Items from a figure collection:
+ + + + + + +
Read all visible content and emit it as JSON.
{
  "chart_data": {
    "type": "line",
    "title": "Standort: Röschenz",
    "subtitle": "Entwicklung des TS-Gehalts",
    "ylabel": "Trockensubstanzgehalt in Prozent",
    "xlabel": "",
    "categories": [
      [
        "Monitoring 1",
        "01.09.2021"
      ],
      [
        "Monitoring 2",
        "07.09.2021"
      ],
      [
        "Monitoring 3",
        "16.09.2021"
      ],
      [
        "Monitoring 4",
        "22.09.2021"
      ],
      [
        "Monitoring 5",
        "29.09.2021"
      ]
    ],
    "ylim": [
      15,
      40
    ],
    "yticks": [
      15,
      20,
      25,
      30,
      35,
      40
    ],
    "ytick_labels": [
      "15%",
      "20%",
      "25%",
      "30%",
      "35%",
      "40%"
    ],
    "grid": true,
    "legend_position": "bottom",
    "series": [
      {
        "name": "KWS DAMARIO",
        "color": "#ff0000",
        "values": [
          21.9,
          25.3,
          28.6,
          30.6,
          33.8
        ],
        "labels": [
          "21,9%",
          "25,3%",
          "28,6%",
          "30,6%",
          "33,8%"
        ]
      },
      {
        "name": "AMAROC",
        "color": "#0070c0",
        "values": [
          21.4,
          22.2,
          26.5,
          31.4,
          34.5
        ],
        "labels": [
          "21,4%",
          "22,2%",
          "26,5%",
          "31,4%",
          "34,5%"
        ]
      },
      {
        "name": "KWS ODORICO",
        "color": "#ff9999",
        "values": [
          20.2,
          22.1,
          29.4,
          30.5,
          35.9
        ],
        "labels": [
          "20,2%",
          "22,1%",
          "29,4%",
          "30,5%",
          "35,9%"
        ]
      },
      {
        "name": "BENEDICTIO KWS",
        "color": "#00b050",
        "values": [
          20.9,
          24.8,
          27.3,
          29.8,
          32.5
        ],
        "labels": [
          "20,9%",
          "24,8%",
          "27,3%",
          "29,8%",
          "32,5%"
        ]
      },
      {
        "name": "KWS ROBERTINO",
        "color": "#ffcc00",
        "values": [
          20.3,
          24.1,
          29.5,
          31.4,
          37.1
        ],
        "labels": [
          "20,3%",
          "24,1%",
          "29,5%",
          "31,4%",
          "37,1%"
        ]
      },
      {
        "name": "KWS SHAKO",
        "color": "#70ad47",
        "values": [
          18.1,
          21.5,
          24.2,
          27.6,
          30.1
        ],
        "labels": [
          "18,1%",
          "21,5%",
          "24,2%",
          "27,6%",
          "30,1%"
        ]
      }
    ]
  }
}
+ + + + + + +
- [Stated task] Retype the records in full. Keep every line identical to the original.

- [Result]
Read all visible content and emit it as JSON.
{
  "chart_data": {
    "type": "line",
    "title": "Standort: Röschenz",
    "subtitle": "Entwicklung des TS-Gehalts",
    "ylabel": "Trockensubstanzgehalt in Prozent",
    "xlabel": "",
    "categories": [
      [
        "Monitoring 1",
        "01.09.2021"
      ],
      [
        "Monitoring 2",
        "07.09.2021"
      ],
      [
        "Monitoring 3",
        "16.09.2021"
      ],
      [
        "Monitoring 4",
        "22.09.2021"
      ],
      [
        "Monitoring 5",
        "29.09.2021"
      ]
    ],
    "ylim": [
      15,
      40
    ],
    "yticks": [
      15,
      20,
      25,
      30,
      35,
      40
    ],
    "ytick_labels": [
      "15%",
      "20%",
      "25%",
      "30%",
      "35%",
      "40%"
    ],
    "grid": true,
    "legend_position": "bottom",
    "series": [
      {
        "name": "KWS DAMARIO",
        "color": "#ff0000",
        "values": [
          21.9,
          25.3,
          28.6,
          30.6,
          33.8
        ],
        "labels": [
          "21,9%",
          "25,3%",
          "28,6%",
          "30,6%",
          "33,8%"
        ]
      },
      {
        "name": "AMAROC",
        "color": "#0070c0",
        "values": [
          21.4,
          22.2,
          26.5,
          31.4,
          34.5
        ],
        "labels": [
          "21,4%",
          "22,2%",
          "26,5%",
          "31,4%",
          "34,5%"
        ]
      },
      {
        "name": "KWS ODORICO",
        "color": "#ff9999",
        "values": [
          20.2,
          22.1,
          29.4,
          30.5,
          35.9
        ],
        "labels": [
          "20,2%",
          "22,1%",
          "29,4%",
          "30,5%",
          "35,9%"
        ]
      },
      {
        "name": "BENEDICTIO KWS",
        "color": "#00b050",
        "values": [
          20.9,
          24.8,
          27.3,
          29.8,
          32.5
        ],
        "labels": [
          "20,9%",
          "24,8%",
          "27,3%",
          "29,8%",
          "32,5%"
        ]
      },
      {
        "name": "KWS ROBERTINO",
        "color": "#ffcc00",
        "values": [
          20.3,
          24.1,
          29.5,
          31.4,
          37.1
        ],
        "labels": [
          "20,3%",
          "24,1%",
          "29,5%",
          "31,4%",
          "37,1%"
        ]
      },
      {
        "name": "KWS SHAKO",
        "color": "#70ad47",
        "values": [
          18.1,
          21.5,
          24.2,
          27.6,
          30.1
        ],
        "labels": [
          "18,1%",
          "21,5%",
          "24,2%",
          "27,6%",
          "30,1%"
        ]
      }
    ]
  }
}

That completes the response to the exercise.